▸ Short problem: Pick out the lines below that contain the string "Tracked" and copy them all.
Start of Exercise inputs
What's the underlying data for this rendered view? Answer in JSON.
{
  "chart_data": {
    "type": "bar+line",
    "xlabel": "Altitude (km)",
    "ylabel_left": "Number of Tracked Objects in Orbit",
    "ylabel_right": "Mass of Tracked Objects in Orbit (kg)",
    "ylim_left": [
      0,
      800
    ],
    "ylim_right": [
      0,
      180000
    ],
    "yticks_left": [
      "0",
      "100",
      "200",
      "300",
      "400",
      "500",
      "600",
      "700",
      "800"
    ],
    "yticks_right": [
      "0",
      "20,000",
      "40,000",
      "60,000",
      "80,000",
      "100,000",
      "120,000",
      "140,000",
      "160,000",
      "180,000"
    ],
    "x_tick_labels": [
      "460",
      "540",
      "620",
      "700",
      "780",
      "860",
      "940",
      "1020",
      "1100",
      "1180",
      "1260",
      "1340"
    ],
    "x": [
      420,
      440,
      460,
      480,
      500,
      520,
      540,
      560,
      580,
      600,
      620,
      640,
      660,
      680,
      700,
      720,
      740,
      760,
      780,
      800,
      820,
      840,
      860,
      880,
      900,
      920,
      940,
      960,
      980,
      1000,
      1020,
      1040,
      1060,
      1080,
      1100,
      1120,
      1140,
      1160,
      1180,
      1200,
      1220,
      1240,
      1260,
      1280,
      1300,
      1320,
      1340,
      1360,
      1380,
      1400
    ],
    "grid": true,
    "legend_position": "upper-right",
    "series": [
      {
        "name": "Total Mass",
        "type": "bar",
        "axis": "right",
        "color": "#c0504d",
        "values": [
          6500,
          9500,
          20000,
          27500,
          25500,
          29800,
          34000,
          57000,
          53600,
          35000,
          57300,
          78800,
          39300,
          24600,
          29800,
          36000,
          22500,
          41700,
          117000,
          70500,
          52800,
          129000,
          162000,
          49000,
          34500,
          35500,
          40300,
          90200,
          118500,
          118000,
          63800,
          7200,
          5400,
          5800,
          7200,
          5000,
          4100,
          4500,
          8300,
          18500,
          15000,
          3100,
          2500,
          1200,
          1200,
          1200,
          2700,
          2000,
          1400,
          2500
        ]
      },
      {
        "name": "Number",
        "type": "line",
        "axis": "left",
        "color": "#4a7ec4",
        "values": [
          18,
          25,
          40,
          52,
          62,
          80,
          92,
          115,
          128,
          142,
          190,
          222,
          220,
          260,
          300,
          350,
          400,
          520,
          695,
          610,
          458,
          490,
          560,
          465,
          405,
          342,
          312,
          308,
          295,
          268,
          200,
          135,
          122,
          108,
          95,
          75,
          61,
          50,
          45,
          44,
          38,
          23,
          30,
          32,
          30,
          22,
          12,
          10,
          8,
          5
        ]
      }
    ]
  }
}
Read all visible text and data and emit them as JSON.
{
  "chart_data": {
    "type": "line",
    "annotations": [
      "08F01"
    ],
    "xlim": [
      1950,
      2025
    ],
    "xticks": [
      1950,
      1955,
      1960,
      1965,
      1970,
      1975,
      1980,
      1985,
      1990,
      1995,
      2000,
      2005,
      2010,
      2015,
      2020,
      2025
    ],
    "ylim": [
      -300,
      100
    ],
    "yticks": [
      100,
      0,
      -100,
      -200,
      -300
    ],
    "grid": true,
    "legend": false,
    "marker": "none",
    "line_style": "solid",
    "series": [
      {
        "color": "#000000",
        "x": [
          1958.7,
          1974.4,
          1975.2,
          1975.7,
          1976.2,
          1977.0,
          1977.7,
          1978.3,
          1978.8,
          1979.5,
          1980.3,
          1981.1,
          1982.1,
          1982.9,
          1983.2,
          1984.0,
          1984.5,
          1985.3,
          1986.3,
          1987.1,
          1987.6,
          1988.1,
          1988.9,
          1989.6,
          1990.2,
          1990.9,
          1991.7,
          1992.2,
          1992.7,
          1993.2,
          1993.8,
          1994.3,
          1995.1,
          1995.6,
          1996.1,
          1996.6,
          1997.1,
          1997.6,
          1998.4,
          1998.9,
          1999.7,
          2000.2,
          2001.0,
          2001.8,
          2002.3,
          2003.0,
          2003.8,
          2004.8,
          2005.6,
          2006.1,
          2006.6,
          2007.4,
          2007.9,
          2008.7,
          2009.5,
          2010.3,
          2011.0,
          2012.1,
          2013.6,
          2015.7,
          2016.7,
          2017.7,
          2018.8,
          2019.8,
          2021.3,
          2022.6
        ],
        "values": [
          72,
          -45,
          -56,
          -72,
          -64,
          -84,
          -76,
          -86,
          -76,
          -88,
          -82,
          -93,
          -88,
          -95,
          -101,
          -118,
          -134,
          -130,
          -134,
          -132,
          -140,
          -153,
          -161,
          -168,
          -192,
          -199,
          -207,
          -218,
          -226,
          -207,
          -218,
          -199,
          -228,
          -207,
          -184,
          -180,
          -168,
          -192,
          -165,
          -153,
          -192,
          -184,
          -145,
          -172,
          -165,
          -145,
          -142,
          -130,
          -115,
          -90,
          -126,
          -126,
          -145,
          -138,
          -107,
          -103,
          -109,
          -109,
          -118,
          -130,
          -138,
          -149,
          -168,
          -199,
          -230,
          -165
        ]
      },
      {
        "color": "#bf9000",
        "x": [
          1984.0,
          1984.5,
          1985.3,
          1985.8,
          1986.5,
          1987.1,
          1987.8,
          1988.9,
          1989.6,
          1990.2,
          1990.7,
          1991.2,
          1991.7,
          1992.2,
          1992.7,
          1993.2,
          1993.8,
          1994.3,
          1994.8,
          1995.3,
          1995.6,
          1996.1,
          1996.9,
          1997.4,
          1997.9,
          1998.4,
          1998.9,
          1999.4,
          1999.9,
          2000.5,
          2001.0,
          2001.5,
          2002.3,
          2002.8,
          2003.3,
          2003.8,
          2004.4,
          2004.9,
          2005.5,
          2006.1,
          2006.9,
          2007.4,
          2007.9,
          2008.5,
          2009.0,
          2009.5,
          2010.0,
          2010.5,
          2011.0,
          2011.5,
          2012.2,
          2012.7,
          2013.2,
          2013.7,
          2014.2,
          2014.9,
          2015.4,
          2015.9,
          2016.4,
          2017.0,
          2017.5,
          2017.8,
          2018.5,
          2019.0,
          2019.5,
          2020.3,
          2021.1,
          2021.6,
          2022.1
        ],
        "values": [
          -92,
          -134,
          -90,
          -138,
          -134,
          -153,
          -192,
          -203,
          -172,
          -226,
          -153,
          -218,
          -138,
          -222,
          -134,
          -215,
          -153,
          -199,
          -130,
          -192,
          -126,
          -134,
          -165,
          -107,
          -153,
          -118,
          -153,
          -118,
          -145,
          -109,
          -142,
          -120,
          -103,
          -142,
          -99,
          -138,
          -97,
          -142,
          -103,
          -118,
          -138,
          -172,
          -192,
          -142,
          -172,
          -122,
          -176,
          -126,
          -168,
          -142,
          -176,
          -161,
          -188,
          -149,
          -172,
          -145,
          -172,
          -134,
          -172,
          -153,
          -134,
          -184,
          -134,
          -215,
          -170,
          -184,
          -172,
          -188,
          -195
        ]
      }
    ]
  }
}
End of Exercise inputs
▸ Worked solution:
    "ylabel_left": "Number of Tracked Objects in Orbit",
    "ylabel_right": "Mass of Tracked Objects in Orbit (kg)",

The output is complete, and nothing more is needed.